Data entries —

>> start

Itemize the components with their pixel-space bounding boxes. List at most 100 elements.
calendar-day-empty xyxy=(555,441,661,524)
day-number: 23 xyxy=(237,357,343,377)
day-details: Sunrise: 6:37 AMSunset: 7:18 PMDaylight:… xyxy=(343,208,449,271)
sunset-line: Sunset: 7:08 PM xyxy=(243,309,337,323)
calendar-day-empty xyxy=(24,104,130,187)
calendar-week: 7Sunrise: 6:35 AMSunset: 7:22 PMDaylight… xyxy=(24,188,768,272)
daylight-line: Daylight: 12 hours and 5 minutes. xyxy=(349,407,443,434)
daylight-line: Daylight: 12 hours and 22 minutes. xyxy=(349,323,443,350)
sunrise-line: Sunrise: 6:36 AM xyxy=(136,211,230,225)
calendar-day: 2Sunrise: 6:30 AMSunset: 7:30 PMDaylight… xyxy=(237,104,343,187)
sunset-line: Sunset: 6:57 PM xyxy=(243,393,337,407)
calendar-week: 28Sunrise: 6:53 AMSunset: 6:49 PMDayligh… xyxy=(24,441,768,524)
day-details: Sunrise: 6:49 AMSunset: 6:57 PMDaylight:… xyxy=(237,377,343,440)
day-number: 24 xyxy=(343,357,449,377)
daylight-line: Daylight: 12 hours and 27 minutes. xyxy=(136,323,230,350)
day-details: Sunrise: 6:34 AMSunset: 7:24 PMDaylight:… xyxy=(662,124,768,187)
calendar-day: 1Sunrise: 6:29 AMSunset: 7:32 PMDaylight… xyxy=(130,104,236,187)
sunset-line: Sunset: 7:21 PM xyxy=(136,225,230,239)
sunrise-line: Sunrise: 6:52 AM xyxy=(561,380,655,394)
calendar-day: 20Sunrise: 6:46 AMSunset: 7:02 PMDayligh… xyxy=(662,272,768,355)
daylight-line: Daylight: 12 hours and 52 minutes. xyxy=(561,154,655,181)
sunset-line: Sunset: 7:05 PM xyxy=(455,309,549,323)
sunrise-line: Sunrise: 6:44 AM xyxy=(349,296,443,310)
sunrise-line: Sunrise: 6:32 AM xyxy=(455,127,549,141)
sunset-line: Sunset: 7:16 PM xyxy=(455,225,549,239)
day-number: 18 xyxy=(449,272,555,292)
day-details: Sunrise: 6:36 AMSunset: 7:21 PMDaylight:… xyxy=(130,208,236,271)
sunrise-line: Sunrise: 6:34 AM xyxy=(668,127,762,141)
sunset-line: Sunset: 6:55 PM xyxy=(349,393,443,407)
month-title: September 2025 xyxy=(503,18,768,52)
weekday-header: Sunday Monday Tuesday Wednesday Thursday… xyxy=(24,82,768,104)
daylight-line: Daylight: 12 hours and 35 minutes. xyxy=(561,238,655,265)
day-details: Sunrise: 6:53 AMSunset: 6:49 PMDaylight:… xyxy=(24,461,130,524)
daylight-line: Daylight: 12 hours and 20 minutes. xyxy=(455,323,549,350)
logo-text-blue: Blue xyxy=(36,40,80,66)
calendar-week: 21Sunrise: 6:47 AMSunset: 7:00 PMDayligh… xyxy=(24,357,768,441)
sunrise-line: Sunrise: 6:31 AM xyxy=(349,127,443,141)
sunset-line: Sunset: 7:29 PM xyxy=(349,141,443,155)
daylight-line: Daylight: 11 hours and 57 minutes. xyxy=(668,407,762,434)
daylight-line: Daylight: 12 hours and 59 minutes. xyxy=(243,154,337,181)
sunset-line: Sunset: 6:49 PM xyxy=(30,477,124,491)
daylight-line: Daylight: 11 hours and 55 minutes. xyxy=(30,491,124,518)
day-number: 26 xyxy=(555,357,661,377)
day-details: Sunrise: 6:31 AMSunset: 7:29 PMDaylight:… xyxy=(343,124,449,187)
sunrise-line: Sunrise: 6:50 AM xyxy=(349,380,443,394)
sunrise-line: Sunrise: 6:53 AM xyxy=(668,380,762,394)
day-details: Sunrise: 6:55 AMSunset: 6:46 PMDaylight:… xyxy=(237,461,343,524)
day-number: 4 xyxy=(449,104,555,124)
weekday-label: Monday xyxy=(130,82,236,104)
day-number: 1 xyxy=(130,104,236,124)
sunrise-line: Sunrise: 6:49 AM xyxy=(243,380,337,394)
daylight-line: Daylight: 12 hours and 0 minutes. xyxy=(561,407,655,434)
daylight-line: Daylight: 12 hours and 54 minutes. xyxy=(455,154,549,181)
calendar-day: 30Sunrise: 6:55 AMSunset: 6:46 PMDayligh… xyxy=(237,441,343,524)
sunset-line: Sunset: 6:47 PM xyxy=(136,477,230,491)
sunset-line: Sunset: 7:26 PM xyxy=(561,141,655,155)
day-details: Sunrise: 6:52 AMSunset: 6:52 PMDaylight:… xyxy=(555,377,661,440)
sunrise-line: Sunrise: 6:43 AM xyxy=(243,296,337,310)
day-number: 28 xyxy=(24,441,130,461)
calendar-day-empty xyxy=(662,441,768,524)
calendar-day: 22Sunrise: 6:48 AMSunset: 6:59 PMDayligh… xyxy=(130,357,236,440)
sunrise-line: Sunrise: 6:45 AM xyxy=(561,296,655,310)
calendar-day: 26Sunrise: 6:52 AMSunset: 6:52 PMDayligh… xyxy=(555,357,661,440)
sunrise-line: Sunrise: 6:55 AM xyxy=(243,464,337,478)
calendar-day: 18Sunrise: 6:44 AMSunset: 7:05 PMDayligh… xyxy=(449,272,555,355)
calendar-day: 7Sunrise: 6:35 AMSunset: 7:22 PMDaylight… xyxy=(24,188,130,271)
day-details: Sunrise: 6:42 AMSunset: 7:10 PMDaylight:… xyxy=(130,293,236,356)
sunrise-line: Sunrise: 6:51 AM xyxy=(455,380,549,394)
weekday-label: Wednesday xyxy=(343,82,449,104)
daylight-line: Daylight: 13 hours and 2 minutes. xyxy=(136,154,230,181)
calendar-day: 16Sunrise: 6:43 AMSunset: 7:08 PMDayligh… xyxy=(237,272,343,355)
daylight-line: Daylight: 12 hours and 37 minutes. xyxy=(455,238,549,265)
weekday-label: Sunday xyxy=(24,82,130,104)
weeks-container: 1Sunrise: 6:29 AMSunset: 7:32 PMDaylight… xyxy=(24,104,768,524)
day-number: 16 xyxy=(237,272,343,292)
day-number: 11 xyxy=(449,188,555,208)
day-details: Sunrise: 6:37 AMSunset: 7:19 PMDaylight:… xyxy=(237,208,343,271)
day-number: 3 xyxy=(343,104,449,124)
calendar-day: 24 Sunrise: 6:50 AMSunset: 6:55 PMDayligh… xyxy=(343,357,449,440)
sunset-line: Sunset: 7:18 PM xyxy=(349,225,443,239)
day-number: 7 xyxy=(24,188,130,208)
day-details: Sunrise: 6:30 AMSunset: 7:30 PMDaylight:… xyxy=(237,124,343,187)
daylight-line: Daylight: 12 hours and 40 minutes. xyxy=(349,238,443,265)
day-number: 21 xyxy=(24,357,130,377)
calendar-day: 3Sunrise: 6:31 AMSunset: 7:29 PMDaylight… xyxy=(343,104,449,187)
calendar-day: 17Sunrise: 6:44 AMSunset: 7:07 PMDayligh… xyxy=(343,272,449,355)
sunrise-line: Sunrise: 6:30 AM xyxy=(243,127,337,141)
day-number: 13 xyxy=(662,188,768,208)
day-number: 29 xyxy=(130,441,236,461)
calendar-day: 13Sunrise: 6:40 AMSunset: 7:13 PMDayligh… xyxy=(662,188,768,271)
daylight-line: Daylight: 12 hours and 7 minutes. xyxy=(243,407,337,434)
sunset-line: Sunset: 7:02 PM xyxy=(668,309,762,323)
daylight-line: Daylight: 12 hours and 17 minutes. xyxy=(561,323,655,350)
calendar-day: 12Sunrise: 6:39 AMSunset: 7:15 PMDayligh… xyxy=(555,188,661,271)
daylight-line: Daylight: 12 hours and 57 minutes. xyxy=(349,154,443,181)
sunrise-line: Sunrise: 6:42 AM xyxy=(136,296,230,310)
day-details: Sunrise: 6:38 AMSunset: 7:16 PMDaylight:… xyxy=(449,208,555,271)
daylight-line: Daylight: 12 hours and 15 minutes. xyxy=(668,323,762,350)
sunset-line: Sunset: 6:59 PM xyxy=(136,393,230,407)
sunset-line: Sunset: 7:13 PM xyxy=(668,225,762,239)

>> end

WHAT TO WORK ON — Copy out the stretch of the data entries from their first line through the line that contains "calendar-day-empty xyxy=(24,104,130,187)", with both of those lines included.

TASK RESPONSE —
Itemize the components with their pixel-space bounding boxes. List at most 100 elements.
calendar-day-empty xyxy=(555,441,661,524)
day-number: 23 xyxy=(237,357,343,377)
day-details: Sunrise: 6:37 AMSunset: 7:18 PMDaylight:… xyxy=(343,208,449,271)
sunset-line: Sunset: 7:08 PM xyxy=(243,309,337,323)
calendar-day-empty xyxy=(24,104,130,187)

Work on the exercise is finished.